Recorded data:
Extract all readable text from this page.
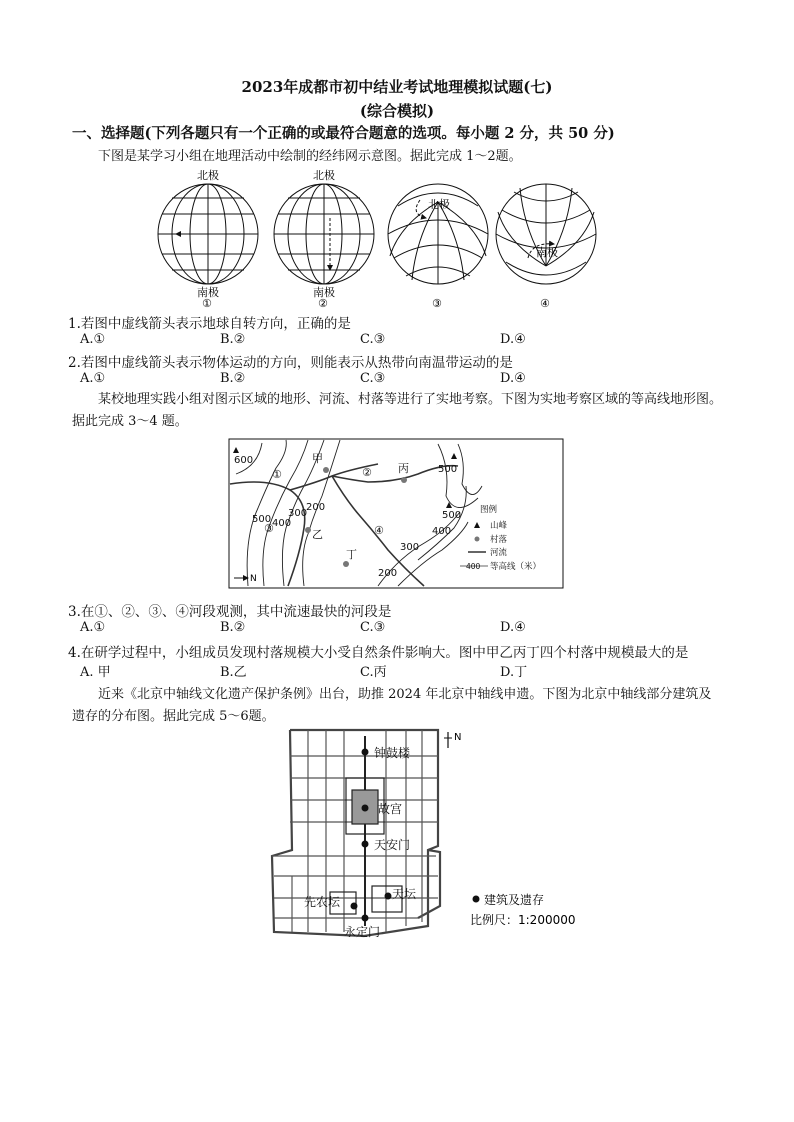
2023年成都市初中结业考试地理模拟试题(七)
(综合模拟)
一、选择题(下列各题只有一个正确的或最符合题意的选项。每小题 2 分，共 50 分)
下图是某学习小组在地理活动中绘制的经纬网示意图。据此完成 1～2题。
北极
南极
①
北极
南极
②
北极
③
南极
④
1.若图中虚线箭头表示地球自转方向，正确的是
A.①	B.②	C.③	D.④
2.若图中虚线箭头表示物体运动的方向，则能表示从热带向南温带运动的是
A.①	B.②	C.③	D.④
某校地理实践小组对图示区域的地形、河流、村落等进行了实地考察。下图为实地考察区域的等高线地形图。据此完成 3～4 题。
600
500 400
300
200
200
300
400
500
500
甲
乙
丙
丁
①	②
③	④
N
图例
山峰
村落
河流
400 等高线（米）
3.在①、②、③、④河段观测，其中流速最快的河段是
A.①	B.②	C.③	D.④
4.在研学过程中，小组成员发现村落规模大小受自然条件影响大。图中甲乙丙丁四个村落中规模最大的是
A. 甲	B.乙	C.丙	D.丁
近来《北京中轴线文化遗产保护条例》出台，助推 2024 年北京中轴线申遗。下图为北京中轴线部分建筑及遗存的分布图。据此完成 5～6题。
钟鼓楼
故宫
天安门
天坛
先农坛
永定门
N
建筑及遗存
比例尺：1:200000
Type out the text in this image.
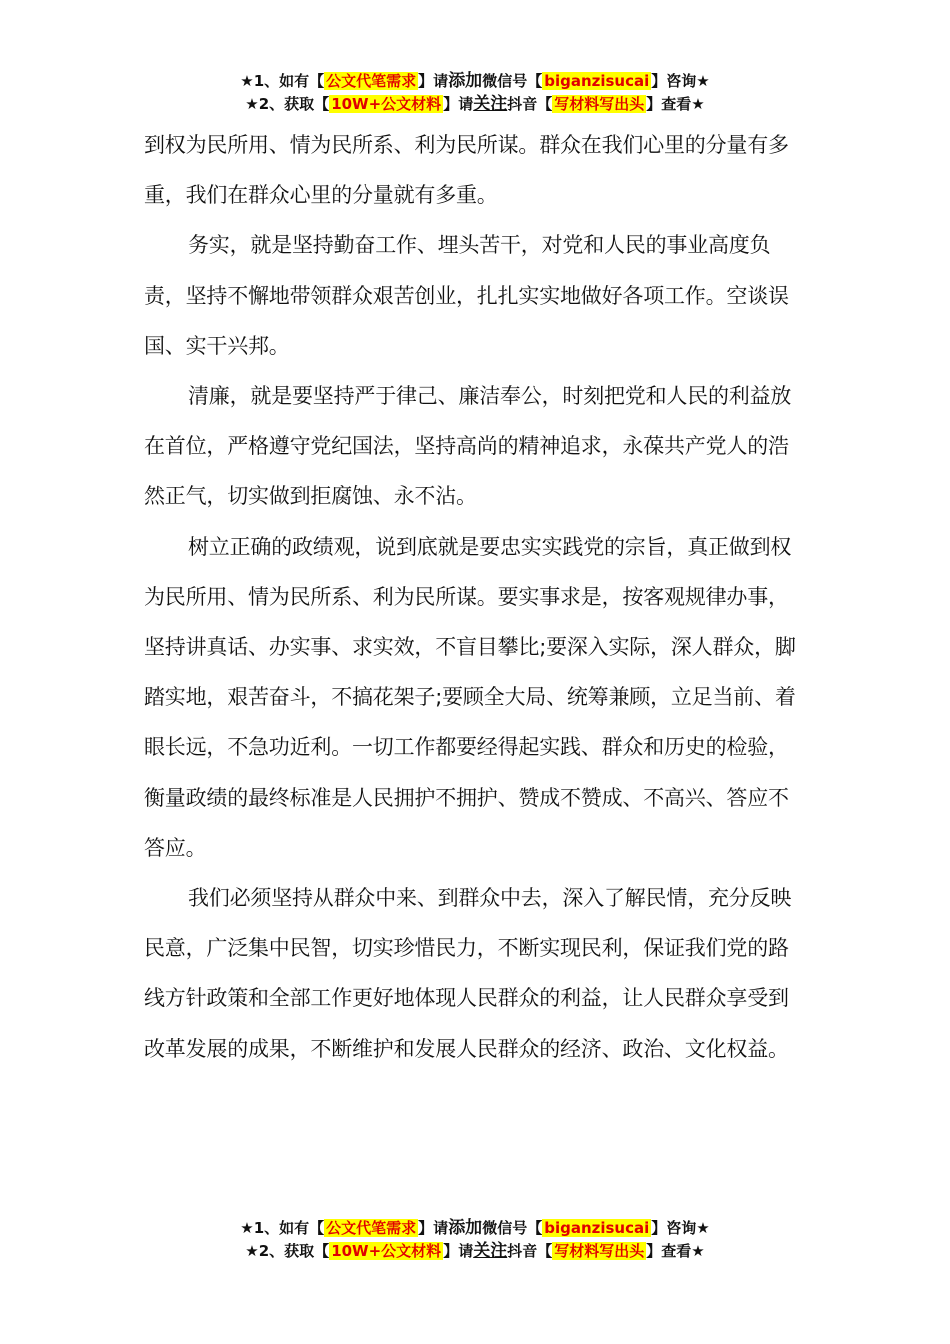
★1、如有【 公文代笔需求 】请添加微信号【 biganzisucai 】咨询★
★2、获取【 10W+公文材料 】请关注抖音【 写材料写出头 】查看★

到权为民所用、情为民所系、利为民所谋。群众在我们心里的分量有多重，我们在群众心里的分量就有多重。

务实，就是坚持勤奋工作、埋头苦干，对党和人民的事业高度负责，坚持不懈地带领群众艰苦创业，扎扎实实地做好各项工作。空谈误国、实干兴邦。

清廉，就是要坚持严于律己、廉洁奉公，时刻把党和人民的利益放在首位，严格遵守党纪国法，坚持高尚的精神追求，永葆共产党人的浩然正气，切实做到拒腐蚀、永不沾。

树立正确的政绩观，说到底就是要忠实实践党的宗旨，真正做到权为民所用、情为民所系、利为民所谋。要实事求是，按客观规律办事，坚持讲真话、办实事、求实效，不盲目攀比;要深入实际，深人群众，脚踏实地，艰苦奋斗，不搞花架子;要顾全大局、统筹兼顾，立足当前、着眼长远，不急功近利。一切工作都要经得起实践、群众和历史的检验，衡量政绩的最终标准是人民拥护不拥护、赞成不赞成、不高兴、答应不答应。

我们必须坚持从群众中来、到群众中去，深入了解民情，充分反映民意，广泛集中民智，切实珍惜民力，不断实现民利，保证我们党的路线方针政策和全部工作更好地体现人民群众的利益，让人民群众享受到改革发展的成果，不断维护和发展人民群众的经济、政治、文化权益。

★1、如有【 公文代笔需求 】请添加微信号【 biganzisucai 】咨询★
★2、获取【 10W+公文材料 】请关注抖音【 写材料写出头 】查看★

**WHAT THE EXERCISE ASKS**
Copy the listing over exactly, skipping the pictures it holds.

**TASK OUTPUT**
Extract all readable text from this page.
2023年成都市初中结业考试地理模拟试题(七)
(综合模拟)
一、选择题(下列各题只有一个正确的或最符合题意的选项。每小题 2 分，共 50 分)
下图是某学习小组在地理活动中绘制的经纬网示意图。据此完成 1～2题。
北极
南极
①
北极
南极
②
北极
③
南极
④
1.若图中虚线箭头表示地球自转方向，正确的是
A.①	B.②	C.③	D.④
2.若图中虚线箭头表示物体运动的方向，则能表示从热带向南温带运动的是
A.①	B.②	C.③	D.④
某校地理实践小组对图示区域的地形、河流、村落等进行了实地考察。下图为实地考察区域的等高线地形图。据此完成 3～4 题。
600
500 400
300
200
200
300
400
500
500
甲
乙
丙
丁
①	②
③	④
N
图例
山峰
村落
河流
400 等高线（米）
3.在①、②、③、④河段观测，其中流速最快的河段是
A.①	B.②	C.③	D.④
4.在研学过程中，小组成员发现村落规模大小受自然条件影响大。图中甲乙丙丁四个村落中规模最大的是
A. 甲	B.乙	C.丙	D.丁
近来《北京中轴线文化遗产保护条例》出台，助推 2024 年北京中轴线申遗。下图为北京中轴线部分建筑及遗存的分布图。据此完成 5～6题。
钟鼓楼
故宫
天安门
天坛
先农坛
永定门
N
建筑及遗存
比例尺：1:200000
Type out the text in this image.
★1、如有【 公文代笔需求 】请添加微信号【 biganzisucai 】咨询★
★2、获取【 10W+公文材料 】请关注抖音【 写材料写出头 】查看★

到权为民所用、情为民所系、利为民所谋。群众在我们心里的分量有多重，我们在群众心里的分量就有多重。

务实，就是坚持勤奋工作、埋头苦干，对党和人民的事业高度负责，坚持不懈地带领群众艰苦创业，扎扎实实地做好各项工作。空谈误国、实干兴邦。

清廉，就是要坚持严于律己、廉洁奉公，时刻把党和人民的利益放在首位，严格遵守党纪国法，坚持高尚的精神追求，永葆共产党人的浩然正气，切实做到拒腐蚀、永不沾。

树立正确的政绩观，说到底就是要忠实实践党的宗旨，真正做到权为民所用、情为民所系、利为民所谋。要实事求是，按客观规律办事，坚持讲真话、办实事、求实效，不盲目攀比;要深入实际，深人群众，脚踏实地，艰苦奋斗，不搞花架子;要顾全大局、统筹兼顾，立足当前、着眼长远，不急功近利。一切工作都要经得起实践、群众和历史的检验，衡量政绩的最终标准是人民拥护不拥护、赞成不赞成、不高兴、答应不答应。

我们必须坚持从群众中来、到群众中去，深入了解民情，充分反映民意，广泛集中民智，切实珍惜民力，不断实现民利，保证我们党的路线方针政策和全部工作更好地体现人民群众的利益，让人民群众享受到改革发展的成果，不断维护和发展人民群众的经济、政治、文化权益。

★1、如有【 公文代笔需求 】请添加微信号【 biganzisucai 】咨询★
★2、获取【 10W+公文材料 】请关注抖音【 写材料写出头 】查看★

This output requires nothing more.